(TASK INSTRUCTIONS) Read through the data and report every line in which the word "числе" occurs.
##############################
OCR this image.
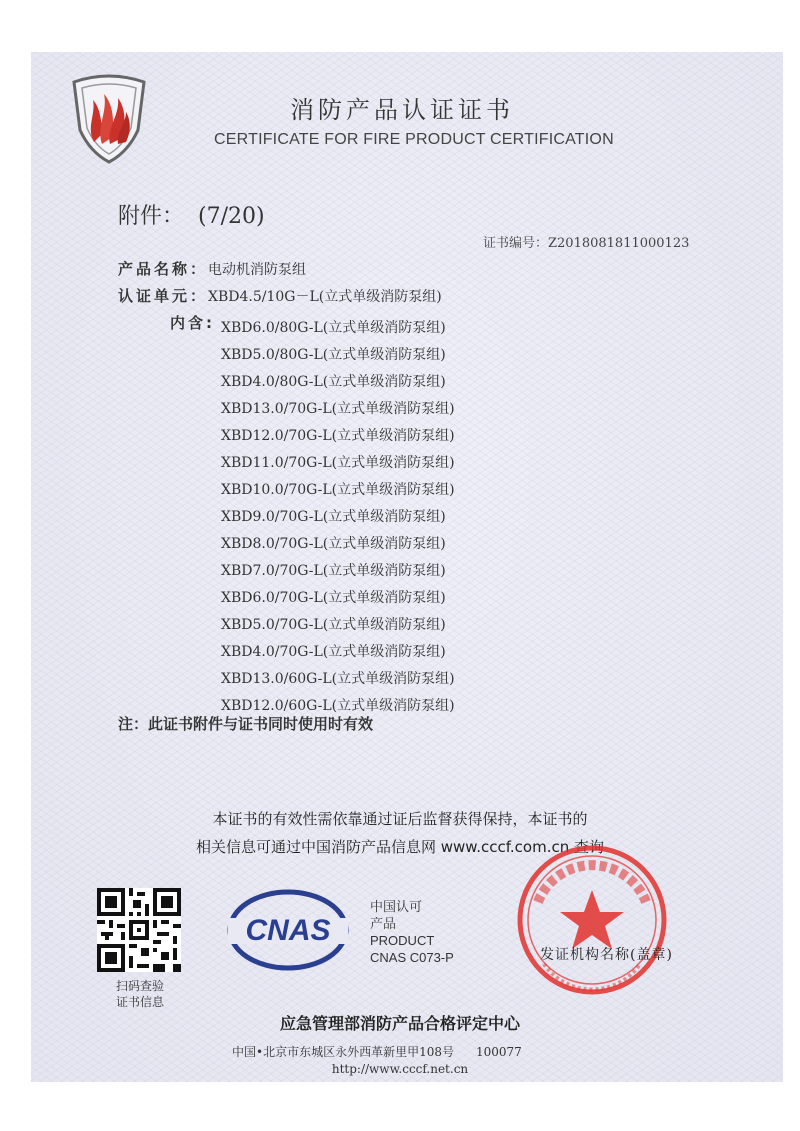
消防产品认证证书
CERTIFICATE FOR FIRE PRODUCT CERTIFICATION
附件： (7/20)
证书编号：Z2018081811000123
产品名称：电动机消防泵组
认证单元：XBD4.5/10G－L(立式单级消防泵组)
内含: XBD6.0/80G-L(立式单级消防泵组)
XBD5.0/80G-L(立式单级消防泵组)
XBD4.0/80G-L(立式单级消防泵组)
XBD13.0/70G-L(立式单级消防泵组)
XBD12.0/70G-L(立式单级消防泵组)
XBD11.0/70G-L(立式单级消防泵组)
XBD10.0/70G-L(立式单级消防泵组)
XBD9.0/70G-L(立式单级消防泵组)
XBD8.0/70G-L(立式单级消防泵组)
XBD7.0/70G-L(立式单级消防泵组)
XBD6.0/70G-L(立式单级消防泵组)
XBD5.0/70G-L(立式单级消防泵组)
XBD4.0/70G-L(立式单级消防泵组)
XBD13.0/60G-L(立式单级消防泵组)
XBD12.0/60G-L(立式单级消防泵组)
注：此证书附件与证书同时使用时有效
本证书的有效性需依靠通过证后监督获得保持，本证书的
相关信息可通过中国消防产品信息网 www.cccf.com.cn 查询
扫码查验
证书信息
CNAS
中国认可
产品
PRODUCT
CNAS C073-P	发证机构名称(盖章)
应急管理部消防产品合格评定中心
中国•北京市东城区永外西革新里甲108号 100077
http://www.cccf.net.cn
##############################
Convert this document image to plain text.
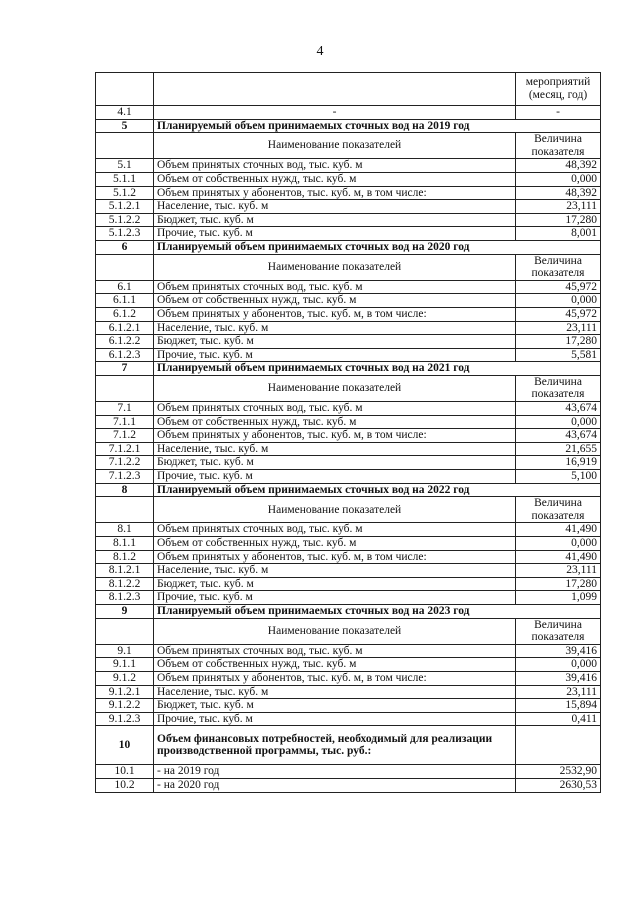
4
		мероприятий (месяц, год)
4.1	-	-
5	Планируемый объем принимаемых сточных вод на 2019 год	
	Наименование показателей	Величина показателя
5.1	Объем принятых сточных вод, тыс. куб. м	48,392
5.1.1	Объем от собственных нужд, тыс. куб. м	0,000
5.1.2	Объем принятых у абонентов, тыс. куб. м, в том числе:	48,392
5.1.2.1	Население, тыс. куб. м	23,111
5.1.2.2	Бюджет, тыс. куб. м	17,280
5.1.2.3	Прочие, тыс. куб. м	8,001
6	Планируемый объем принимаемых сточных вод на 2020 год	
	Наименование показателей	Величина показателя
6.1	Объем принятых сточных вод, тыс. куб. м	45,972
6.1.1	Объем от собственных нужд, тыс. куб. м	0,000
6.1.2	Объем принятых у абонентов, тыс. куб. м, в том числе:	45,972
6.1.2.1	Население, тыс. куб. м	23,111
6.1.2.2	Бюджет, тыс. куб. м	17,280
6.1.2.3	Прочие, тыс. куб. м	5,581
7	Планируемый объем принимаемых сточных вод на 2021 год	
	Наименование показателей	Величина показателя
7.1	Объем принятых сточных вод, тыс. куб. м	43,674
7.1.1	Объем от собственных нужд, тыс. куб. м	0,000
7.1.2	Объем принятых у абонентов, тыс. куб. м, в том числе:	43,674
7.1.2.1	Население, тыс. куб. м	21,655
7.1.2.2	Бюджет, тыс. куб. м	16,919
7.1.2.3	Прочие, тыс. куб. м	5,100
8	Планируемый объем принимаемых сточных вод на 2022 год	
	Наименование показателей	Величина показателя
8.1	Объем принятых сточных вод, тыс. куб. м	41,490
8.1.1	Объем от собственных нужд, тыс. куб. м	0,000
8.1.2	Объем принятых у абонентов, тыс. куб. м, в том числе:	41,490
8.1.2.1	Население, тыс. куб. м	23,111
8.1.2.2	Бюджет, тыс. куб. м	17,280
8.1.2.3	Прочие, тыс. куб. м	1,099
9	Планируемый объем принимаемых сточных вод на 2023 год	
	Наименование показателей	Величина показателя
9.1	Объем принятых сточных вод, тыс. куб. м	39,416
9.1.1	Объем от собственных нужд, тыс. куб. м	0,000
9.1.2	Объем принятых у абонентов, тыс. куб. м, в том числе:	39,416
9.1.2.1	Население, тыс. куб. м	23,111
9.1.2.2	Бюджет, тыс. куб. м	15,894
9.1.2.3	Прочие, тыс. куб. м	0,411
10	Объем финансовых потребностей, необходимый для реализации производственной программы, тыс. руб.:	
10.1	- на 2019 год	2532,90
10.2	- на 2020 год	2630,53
##############################
(FINAL ANSWER)
5.1.2	Объем принятых у абонентов, тыс. куб. м, в том числе:	48,392
6.1.2	Объем принятых у абонентов, тыс. куб. м, в том числе:	45,972
7.1.2	Объем принятых у абонентов, тыс. куб. м, в том числе:	43,674
8.1.2	Объем принятых у абонентов, тыс. куб. м, в том числе:	41,490
9.1.2	Объем принятых у абонентов, тыс. куб. м, в том числе:	39,416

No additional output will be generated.